__Exercise directions__. Look for the string "mean" in the lines and copy each line that has it.

__Record excerpts__.
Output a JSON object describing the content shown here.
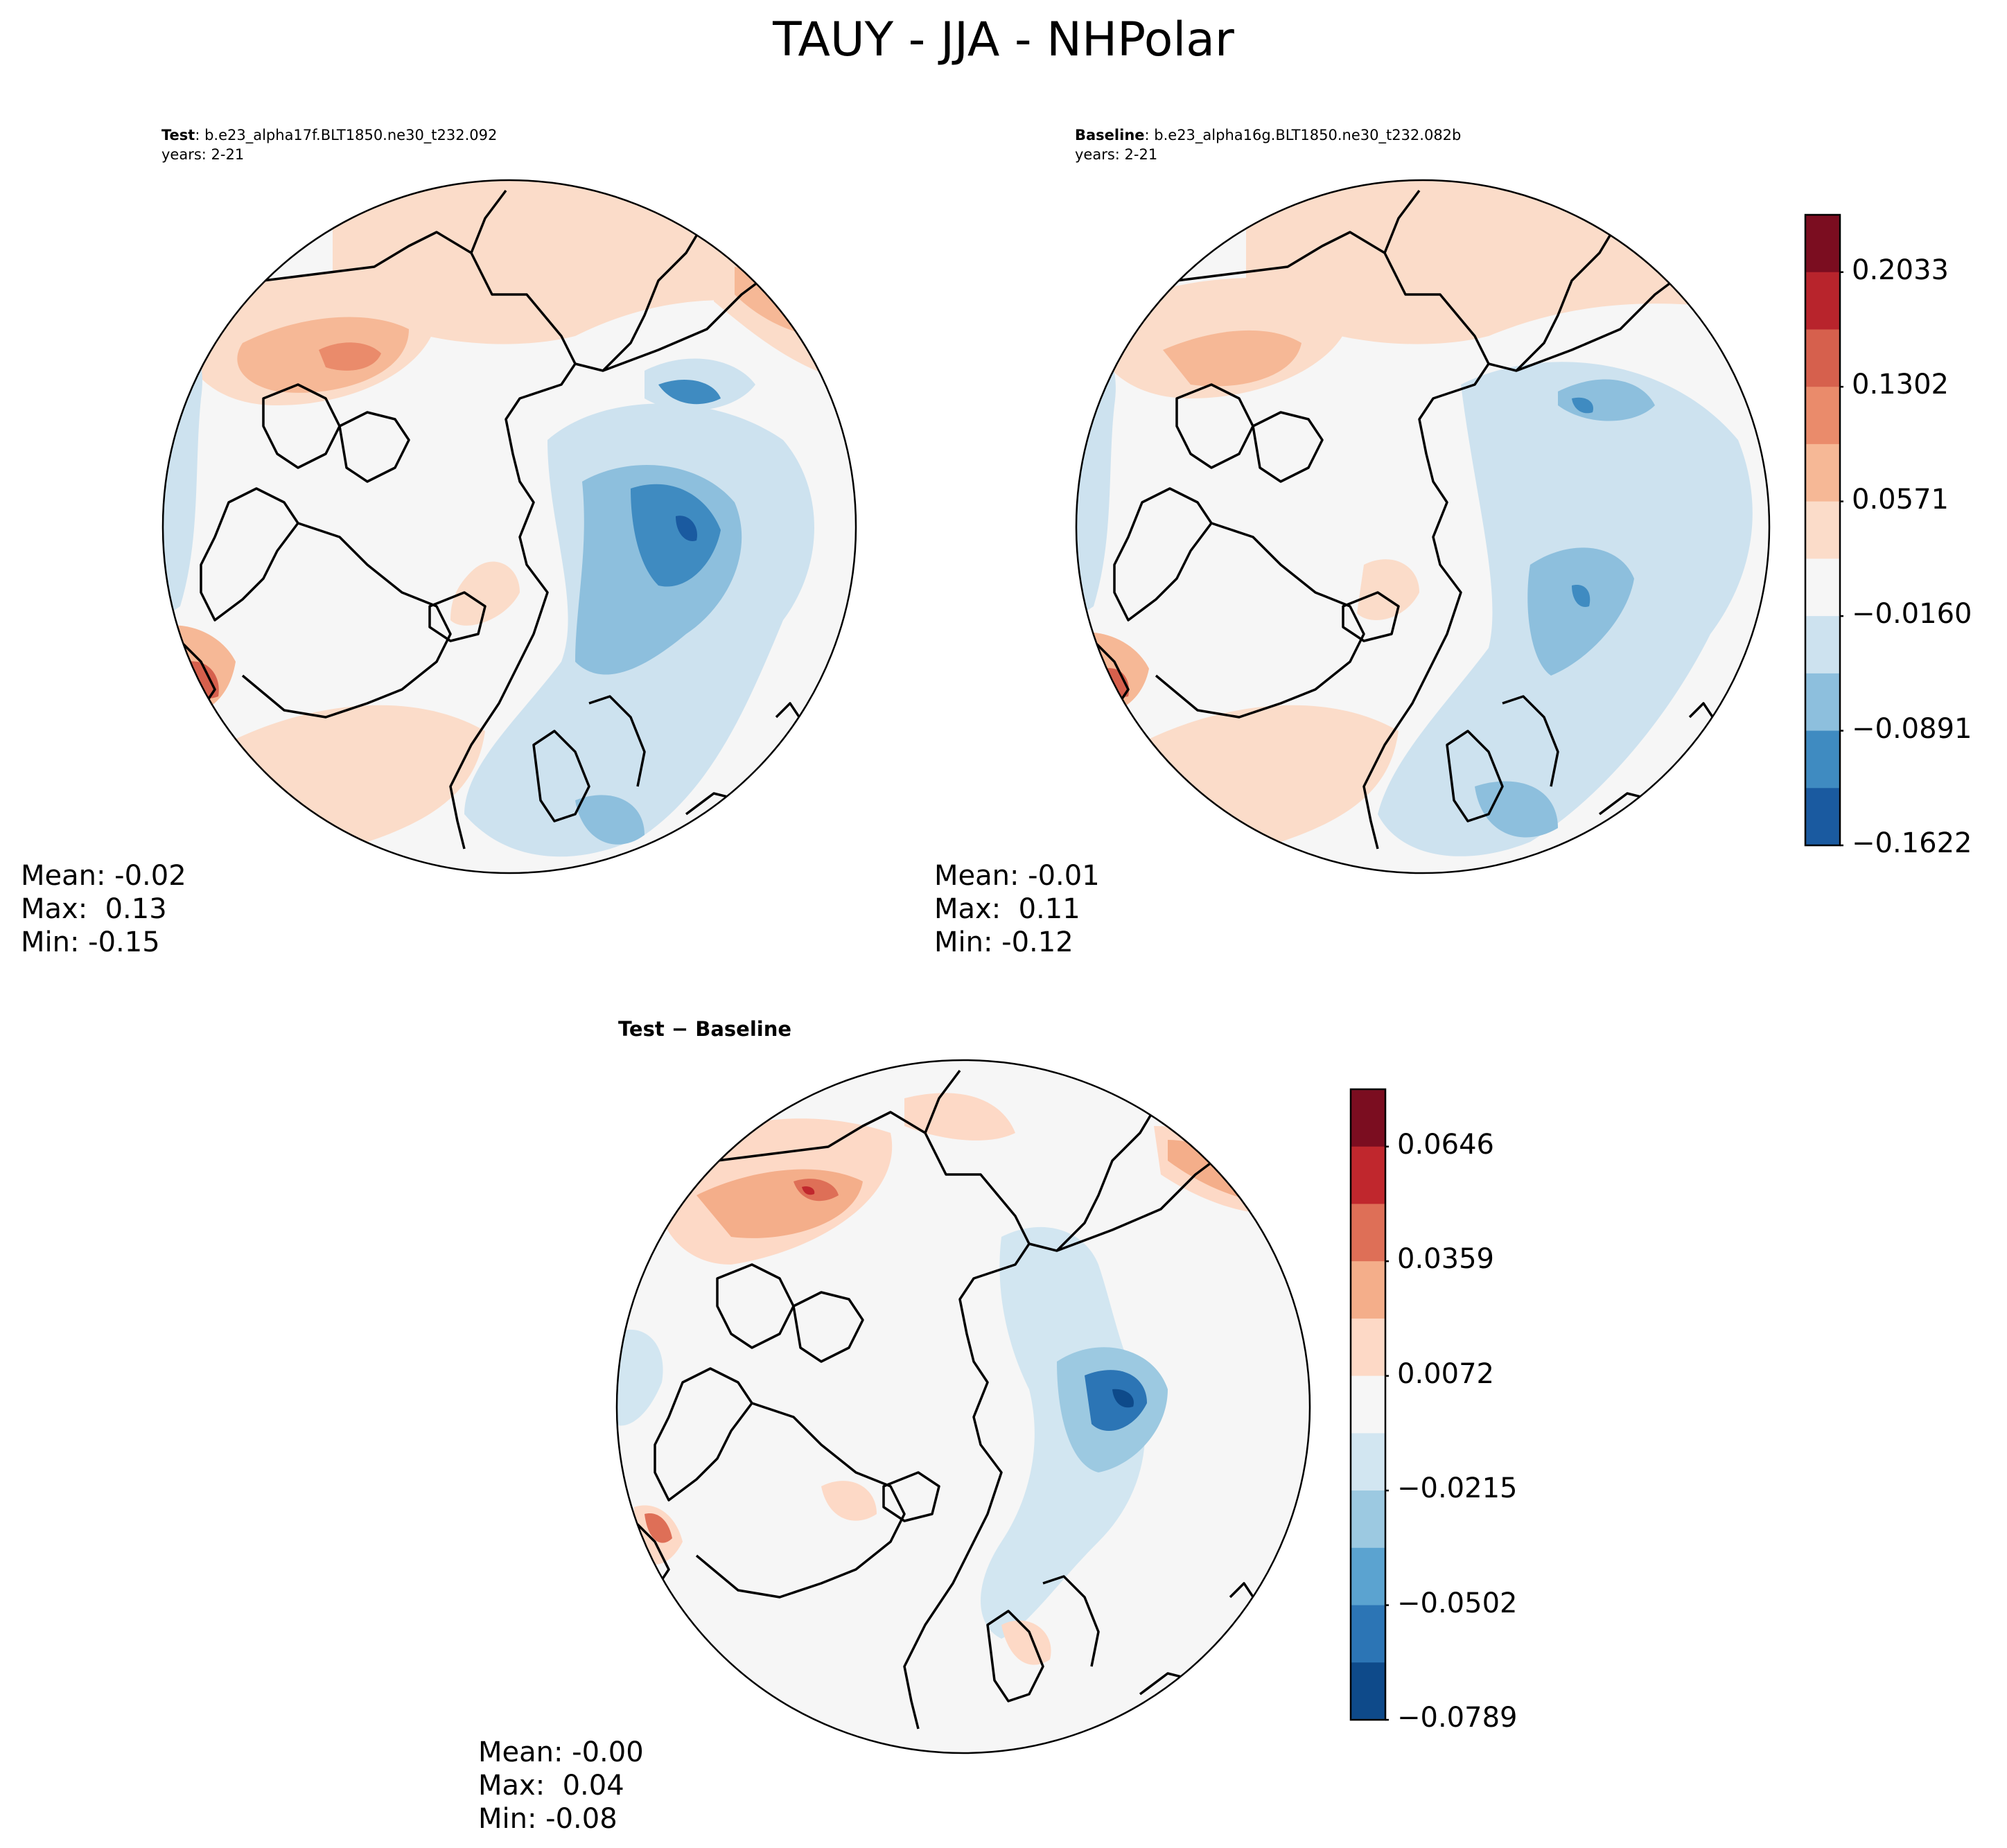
{
  "title": "TAUY - JJA - NHPolar",
  "panels": {
    "test": {
      "label": "Test",
      "case": ": b.e23_alpha17f.BLT1850.ne30_t232.092",
      "years": "years: 2-21",
      "stats": {
        "mean": "Mean: -0.02",
        "max": "Max:  0.13",
        "min": "Min: -0.15"
      }
    },
    "baseline": {
      "label": "Baseline",
      "case": ": b.e23_alpha16g.BLT1850.ne30_t232.082b",
      "years": "years: 2-21",
      "stats": {
        "mean": "Mean: -0.01",
        "max": "Max:  0.11",
        "min": "Min: -0.12"
      }
    },
    "diff": {
      "label_a": "Test",
      "label_sep": " − ",
      "label_b": "Baseline",
      "stats": {
        "mean": "Mean: -0.00",
        "max": "Max:  0.04",
        "min": "Min: -0.08"
      }
    }
  },
  "colorbars": {
    "main": {
      "tick_labels": [
        "0.2033",
        "0.1302",
        "0.0571",
        "−0.0160",
        "−0.0891",
        "−0.1622"
      ],
      "colors": [
        "#7b0d20",
        "#b8242c",
        "#d6604d",
        "#ea8b6b",
        "#f6b896",
        "#fbdcc9",
        "#f6f6f6",
        "#cde2ef",
        "#8dbfdd",
        "#3f8bc1",
        "#1a5aa0"
      ]
    },
    "diff": {
      "tick_labels": [
        "0.0646",
        "0.0359",
        "0.0072",
        "−0.0215",
        "−0.0502",
        "−0.0789"
      ],
      "colors": [
        "#7b0d20",
        "#c0272d",
        "#de6f57",
        "#f4ae8a",
        "#fdd9c6",
        "#f6f6f6",
        "#d2e6f1",
        "#9cc9e1",
        "#5ba3d0",
        "#2c75b5",
        "#0e4a8a"
      ]
    }
  }
}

__Answer to the task__.
        "mean": "Mean: -0.02",
        "mean": "Mean: -0.01",
        "mean": "Mean: -0.00",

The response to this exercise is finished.